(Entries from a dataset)
↓↓↓
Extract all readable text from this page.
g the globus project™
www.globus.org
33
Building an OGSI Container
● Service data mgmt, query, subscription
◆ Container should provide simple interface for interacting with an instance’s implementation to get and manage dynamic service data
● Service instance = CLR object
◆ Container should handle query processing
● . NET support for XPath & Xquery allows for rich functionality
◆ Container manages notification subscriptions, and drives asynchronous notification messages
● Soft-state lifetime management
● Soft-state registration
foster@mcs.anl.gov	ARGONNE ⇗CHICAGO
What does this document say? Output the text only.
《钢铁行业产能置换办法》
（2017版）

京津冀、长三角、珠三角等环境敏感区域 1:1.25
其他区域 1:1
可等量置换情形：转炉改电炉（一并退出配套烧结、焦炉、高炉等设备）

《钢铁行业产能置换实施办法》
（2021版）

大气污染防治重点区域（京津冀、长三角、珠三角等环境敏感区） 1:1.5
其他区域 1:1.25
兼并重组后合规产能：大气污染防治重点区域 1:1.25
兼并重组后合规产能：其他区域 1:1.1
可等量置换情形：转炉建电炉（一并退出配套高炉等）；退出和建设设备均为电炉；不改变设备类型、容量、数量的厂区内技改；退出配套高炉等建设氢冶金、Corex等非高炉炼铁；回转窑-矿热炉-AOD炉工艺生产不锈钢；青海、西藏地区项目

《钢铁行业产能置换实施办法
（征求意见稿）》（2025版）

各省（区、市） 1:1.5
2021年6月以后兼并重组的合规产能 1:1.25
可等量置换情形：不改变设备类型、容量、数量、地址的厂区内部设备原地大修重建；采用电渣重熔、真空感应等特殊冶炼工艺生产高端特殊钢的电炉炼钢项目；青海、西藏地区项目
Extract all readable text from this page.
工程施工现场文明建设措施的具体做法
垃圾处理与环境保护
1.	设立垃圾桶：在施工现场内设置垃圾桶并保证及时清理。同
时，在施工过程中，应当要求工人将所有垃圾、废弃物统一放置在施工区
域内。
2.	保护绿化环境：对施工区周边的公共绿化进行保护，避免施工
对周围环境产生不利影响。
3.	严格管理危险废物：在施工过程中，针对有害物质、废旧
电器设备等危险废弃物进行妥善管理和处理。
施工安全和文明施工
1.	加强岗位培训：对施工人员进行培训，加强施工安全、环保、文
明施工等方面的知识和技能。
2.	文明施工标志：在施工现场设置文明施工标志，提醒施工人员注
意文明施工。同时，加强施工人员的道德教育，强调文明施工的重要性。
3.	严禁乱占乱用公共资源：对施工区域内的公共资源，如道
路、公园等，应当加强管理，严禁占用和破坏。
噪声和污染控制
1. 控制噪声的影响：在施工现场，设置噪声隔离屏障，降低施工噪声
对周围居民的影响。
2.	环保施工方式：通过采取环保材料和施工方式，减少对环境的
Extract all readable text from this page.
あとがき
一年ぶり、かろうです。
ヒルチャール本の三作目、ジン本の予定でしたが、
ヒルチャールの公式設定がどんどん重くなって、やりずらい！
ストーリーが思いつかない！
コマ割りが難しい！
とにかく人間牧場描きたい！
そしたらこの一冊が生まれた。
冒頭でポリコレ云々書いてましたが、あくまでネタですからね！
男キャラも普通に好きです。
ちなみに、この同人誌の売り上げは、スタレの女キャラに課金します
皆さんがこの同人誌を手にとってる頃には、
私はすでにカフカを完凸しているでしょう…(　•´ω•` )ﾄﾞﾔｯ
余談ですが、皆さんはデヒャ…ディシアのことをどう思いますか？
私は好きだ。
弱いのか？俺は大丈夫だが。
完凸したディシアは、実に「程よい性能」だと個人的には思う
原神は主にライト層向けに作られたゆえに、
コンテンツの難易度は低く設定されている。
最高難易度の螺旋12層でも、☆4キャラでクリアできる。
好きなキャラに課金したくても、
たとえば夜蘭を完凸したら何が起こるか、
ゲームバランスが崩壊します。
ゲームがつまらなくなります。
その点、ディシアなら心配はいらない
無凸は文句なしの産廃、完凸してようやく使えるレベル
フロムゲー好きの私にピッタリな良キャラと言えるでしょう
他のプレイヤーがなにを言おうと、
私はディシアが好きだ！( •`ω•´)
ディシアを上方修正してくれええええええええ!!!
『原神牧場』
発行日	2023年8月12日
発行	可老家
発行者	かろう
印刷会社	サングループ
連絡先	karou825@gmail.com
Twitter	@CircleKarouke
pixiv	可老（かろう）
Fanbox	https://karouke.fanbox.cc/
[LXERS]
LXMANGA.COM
↑↑↑
## [Exercise]
In the listing above, how many lines hold the word "should"? Give the number and nothing more.

## [Response below]
2